_Short exercise:_ Print all the data, keeping every line exactly as it is.
*** Supplied information
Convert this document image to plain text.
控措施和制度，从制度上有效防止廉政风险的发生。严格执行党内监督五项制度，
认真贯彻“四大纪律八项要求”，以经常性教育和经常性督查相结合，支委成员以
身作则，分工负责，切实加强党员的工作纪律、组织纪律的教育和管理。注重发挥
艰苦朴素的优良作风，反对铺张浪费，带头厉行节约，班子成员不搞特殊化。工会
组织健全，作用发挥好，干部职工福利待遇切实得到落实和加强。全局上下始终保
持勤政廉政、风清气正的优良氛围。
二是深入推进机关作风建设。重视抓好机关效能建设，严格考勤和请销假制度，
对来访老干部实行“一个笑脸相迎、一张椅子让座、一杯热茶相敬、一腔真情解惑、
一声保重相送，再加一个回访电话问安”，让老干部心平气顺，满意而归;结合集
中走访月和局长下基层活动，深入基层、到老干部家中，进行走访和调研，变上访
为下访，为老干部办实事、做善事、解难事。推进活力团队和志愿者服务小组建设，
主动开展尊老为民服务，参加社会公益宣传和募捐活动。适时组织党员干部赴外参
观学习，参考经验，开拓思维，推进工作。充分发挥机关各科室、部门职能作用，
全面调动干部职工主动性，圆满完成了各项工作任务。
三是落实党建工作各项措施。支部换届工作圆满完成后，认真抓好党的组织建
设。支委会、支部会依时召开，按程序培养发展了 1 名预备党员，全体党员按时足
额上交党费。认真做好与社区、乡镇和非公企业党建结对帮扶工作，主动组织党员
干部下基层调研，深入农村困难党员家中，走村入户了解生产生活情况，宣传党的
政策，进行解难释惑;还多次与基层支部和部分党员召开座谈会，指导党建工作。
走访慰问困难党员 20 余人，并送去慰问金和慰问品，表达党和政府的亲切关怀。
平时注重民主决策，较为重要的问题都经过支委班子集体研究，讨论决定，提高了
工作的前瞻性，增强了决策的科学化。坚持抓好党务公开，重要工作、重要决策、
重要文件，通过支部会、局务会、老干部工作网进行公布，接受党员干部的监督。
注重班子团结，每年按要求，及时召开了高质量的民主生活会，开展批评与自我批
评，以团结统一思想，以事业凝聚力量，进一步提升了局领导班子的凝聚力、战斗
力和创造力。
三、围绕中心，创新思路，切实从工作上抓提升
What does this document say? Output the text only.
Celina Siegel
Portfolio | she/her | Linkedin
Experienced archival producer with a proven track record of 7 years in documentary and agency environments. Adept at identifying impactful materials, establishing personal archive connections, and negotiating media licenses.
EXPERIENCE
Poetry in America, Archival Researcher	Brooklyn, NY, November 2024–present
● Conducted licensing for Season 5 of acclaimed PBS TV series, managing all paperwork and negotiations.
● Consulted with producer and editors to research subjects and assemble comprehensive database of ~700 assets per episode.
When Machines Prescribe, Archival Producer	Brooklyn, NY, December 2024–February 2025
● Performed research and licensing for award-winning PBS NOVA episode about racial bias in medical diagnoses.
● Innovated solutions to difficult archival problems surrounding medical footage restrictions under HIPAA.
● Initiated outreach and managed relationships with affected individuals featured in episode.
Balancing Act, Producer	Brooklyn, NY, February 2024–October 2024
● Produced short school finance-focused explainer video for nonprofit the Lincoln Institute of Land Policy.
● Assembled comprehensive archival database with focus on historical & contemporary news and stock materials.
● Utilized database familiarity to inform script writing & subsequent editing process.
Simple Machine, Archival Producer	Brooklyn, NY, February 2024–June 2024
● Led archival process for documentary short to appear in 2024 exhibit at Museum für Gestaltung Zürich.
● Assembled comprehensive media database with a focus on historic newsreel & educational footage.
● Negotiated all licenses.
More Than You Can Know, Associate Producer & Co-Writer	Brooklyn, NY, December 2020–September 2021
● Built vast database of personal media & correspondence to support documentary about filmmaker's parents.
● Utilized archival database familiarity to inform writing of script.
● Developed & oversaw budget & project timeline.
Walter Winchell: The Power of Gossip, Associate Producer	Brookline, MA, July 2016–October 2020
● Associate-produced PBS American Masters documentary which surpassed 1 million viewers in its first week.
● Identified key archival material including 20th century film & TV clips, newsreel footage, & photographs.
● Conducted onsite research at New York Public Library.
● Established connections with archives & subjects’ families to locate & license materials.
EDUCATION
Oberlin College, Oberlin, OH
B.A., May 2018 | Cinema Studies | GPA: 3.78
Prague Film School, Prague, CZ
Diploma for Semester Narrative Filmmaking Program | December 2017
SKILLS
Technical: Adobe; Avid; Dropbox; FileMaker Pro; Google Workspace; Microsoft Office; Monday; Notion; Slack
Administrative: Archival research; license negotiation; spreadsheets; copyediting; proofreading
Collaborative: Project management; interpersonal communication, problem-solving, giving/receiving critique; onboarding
******
_Correct answer:_
Convert this document image to plain text.
控措施和制度，从制度上有效防止廉政风险的发生。严格执行党内监督五项制度，
认真贯彻“四大纪律八项要求”，以经常性教育和经常性督查相结合，支委成员以
身作则，分工负责，切实加强党员的工作纪律、组织纪律的教育和管理。注重发挥
艰苦朴素的优良作风，反对铺张浪费，带头厉行节约，班子成员不搞特殊化。工会
组织健全，作用发挥好，干部职工福利待遇切实得到落实和加强。全局上下始终保
持勤政廉政、风清气正的优良氛围。
二是深入推进机关作风建设。重视抓好机关效能建设，严格考勤和请销假制度，
对来访老干部实行“一个笑脸相迎、一张椅子让座、一杯热茶相敬、一腔真情解惑、
一声保重相送，再加一个回访电话问安”，让老干部心平气顺，满意而归;结合集
中走访月和局长下基层活动，深入基层、到老干部家中，进行走访和调研，变上访
为下访，为老干部办实事、做善事、解难事。推进活力团队和志愿者服务小组建设，
主动开展尊老为民服务，参加社会公益宣传和募捐活动。适时组织党员干部赴外参
观学习，参考经验，开拓思维，推进工作。充分发挥机关各科室、部门职能作用，
全面调动干部职工主动性，圆满完成了各项工作任务。
三是落实党建工作各项措施。支部换届工作圆满完成后，认真抓好党的组织建
设。支委会、支部会依时召开，按程序培养发展了 1 名预备党员，全体党员按时足
额上交党费。认真做好与社区、乡镇和非公企业党建结对帮扶工作，主动组织党员
干部下基层调研，深入农村困难党员家中，走村入户了解生产生活情况，宣传党的
政策，进行解难释惑;还多次与基层支部和部分党员召开座谈会，指导党建工作。
走访慰问困难党员 20 余人，并送去慰问金和慰问品，表达党和政府的亲切关怀。
平时注重民主决策，较为重要的问题都经过支委班子集体研究，讨论决定，提高了
工作的前瞻性，增强了决策的科学化。坚持抓好党务公开，重要工作、重要决策、
重要文件，通过支部会、局务会、老干部工作网进行公布，接受党员干部的监督。
注重班子团结，每年按要求，及时召开了高质量的民主生活会，开展批评与自我批
评，以团结统一思想，以事业凝聚力量，进一步提升了局领导班子的凝聚力、战斗
力和创造力。
三、围绕中心，创新思路，切实从工作上抓提升
What does this document say? Output the text only.
Celina Siegel
Portfolio | she/her | Linkedin
Experienced archival producer with a proven track record of 7 years in documentary and agency environments. Adept at identifying impactful materials, establishing personal archive connections, and negotiating media licenses.
EXPERIENCE
Poetry in America, Archival Researcher	Brooklyn, NY, November 2024–present
● Conducted licensing for Season 5 of acclaimed PBS TV series, managing all paperwork and negotiations.
● Consulted with producer and editors to research subjects and assemble comprehensive database of ~700 assets per episode.
When Machines Prescribe, Archival Producer	Brooklyn, NY, December 2024–February 2025
● Performed research and licensing for award-winning PBS NOVA episode about racial bias in medical diagnoses.
● Innovated solutions to difficult archival problems surrounding medical footage restrictions under HIPAA.
● Initiated outreach and managed relationships with affected individuals featured in episode.
Balancing Act, Producer	Brooklyn, NY, February 2024–October 2024
● Produced short school finance-focused explainer video for nonprofit the Lincoln Institute of Land Policy.
● Assembled comprehensive archival database with focus on historical & contemporary news and stock materials.
● Utilized database familiarity to inform script writing & subsequent editing process.
Simple Machine, Archival Producer	Brooklyn, NY, February 2024–June 2024
● Led archival process for documentary short to appear in 2024 exhibit at Museum für Gestaltung Zürich.
● Assembled comprehensive media database with a focus on historic newsreel & educational footage.
● Negotiated all licenses.
More Than You Can Know, Associate Producer & Co-Writer	Brooklyn, NY, December 2020–September 2021
● Built vast database of personal media & correspondence to support documentary about filmmaker's parents.
● Utilized archival database familiarity to inform writing of script.
● Developed & oversaw budget & project timeline.
Walter Winchell: The Power of Gossip, Associate Producer	Brookline, MA, July 2016–October 2020
● Associate-produced PBS American Masters documentary which surpassed 1 million viewers in its first week.
● Identified key archival material including 20th century film & TV clips, newsreel footage, & photographs.
● Conducted onsite research at New York Public Library.
● Established connections with archives & subjects’ families to locate & license materials.
EDUCATION
Oberlin College, Oberlin, OH
B.A., May 2018 | Cinema Studies | GPA: 3.78
Prague Film School, Prague, CZ
Diploma for Semester Narrative Filmmaking Program | December 2017
SKILLS
Technical: Adobe; Avid; Dropbox; FileMaker Pro; Google Workspace; Microsoft Office; Monday; Notion; Slack
Administrative: Archival research; license negotiation; spreadsheets; copyediting; proofreading
Collaborative: Project management; interpersonal communication, problem-solving, giving/receiving critique; onboarding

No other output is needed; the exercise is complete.